Written task: Answer with one number only: the number of lines that contain "Dall".

— BEGIN —

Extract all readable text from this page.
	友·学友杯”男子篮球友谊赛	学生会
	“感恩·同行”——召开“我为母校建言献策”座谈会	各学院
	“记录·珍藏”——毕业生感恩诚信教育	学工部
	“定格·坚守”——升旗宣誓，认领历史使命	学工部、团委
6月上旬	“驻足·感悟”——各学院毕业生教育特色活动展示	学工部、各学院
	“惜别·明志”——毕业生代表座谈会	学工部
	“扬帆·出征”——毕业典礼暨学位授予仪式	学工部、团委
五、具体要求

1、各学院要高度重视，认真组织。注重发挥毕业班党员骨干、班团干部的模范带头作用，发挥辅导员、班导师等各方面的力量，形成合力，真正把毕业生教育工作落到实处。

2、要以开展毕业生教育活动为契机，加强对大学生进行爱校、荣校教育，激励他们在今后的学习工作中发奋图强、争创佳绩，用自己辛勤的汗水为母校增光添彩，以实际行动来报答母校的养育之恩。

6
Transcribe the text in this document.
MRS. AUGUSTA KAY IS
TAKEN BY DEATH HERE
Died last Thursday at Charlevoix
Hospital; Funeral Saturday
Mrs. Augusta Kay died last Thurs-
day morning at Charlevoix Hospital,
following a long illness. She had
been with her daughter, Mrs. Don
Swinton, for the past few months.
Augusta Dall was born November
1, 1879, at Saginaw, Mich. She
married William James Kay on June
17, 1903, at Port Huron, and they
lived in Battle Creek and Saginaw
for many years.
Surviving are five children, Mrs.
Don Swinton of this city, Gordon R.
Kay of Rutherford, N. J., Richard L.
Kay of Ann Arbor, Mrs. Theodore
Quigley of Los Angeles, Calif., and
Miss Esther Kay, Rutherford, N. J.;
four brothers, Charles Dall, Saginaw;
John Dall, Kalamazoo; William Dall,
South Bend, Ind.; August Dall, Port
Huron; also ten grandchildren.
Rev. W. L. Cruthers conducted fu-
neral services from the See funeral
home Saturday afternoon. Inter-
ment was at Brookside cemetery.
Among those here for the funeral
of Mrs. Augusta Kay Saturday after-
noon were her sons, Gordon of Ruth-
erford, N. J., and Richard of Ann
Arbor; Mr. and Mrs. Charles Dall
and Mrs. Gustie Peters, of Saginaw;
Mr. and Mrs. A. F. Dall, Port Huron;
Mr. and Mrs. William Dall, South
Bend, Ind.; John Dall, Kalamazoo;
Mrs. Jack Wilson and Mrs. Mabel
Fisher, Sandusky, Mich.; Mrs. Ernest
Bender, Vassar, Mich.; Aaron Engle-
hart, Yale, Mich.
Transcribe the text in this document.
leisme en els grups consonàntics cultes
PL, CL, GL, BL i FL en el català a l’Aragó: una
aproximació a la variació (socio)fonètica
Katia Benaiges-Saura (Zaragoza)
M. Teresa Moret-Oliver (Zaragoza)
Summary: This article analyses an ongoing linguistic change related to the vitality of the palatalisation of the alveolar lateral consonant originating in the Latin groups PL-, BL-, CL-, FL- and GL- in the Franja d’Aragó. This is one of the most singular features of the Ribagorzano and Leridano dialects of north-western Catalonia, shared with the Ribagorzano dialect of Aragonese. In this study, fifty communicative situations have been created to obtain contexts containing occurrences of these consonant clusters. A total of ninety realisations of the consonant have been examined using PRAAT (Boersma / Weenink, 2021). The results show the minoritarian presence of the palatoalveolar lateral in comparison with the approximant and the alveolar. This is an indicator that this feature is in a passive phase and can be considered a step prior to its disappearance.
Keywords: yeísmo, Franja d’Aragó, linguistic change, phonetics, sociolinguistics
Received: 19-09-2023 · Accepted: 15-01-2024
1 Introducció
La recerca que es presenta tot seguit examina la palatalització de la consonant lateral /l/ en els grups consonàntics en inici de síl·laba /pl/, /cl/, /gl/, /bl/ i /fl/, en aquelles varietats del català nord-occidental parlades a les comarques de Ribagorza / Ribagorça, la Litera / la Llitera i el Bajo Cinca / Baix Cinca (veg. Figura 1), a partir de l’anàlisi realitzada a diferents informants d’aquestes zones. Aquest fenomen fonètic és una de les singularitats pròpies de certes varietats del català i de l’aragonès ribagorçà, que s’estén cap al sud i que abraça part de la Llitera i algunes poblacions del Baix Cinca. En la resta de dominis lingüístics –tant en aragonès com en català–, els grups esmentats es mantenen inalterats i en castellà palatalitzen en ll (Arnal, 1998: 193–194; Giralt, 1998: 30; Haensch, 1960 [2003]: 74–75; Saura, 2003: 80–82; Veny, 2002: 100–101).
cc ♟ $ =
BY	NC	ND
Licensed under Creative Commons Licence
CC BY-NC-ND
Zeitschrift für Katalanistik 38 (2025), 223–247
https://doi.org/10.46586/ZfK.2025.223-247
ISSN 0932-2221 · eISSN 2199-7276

— END —

In response: 8